# [What you will do]
Exact reproduction is required for all entries.

Records about charts and figures
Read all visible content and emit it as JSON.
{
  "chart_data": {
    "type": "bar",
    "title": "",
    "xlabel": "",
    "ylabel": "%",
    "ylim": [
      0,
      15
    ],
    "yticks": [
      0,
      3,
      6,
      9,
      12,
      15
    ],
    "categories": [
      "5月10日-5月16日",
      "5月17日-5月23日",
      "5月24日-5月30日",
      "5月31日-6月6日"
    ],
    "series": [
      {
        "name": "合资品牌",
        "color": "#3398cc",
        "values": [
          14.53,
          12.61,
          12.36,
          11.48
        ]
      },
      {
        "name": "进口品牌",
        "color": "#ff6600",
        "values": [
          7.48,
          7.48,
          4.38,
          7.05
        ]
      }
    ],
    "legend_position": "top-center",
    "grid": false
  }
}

# [Answer for the task]
Read all visible content and emit it as JSON.
{
  "chart_data": {
    "type": "bar",
    "title": "",
    "xlabel": "",
    "ylabel": "%",
    "ylim": [
      0,
      15
    ],
    "yticks": [
      0,
      3,
      6,
      9,
      12,
      15
    ],
    "categories": [
      "5月10日-5月16日",
      "5月17日-5月23日",
      "5月24日-5月30日",
      "5月31日-6月6日"
    ],
    "series": [
      {
        "name": "合资品牌",
        "color": "#3398cc",
        "values": [
          14.53,
          12.61,
          12.36,
          11.48
        ]
      },
      {
        "name": "进口品牌",
        "color": "#ff6600",
        "values": [
          7.48,
          7.48,
          4.38,
          7.05
        ]
      }
    ],
    "legend_position": "top-center",
    "grid": false
  }
}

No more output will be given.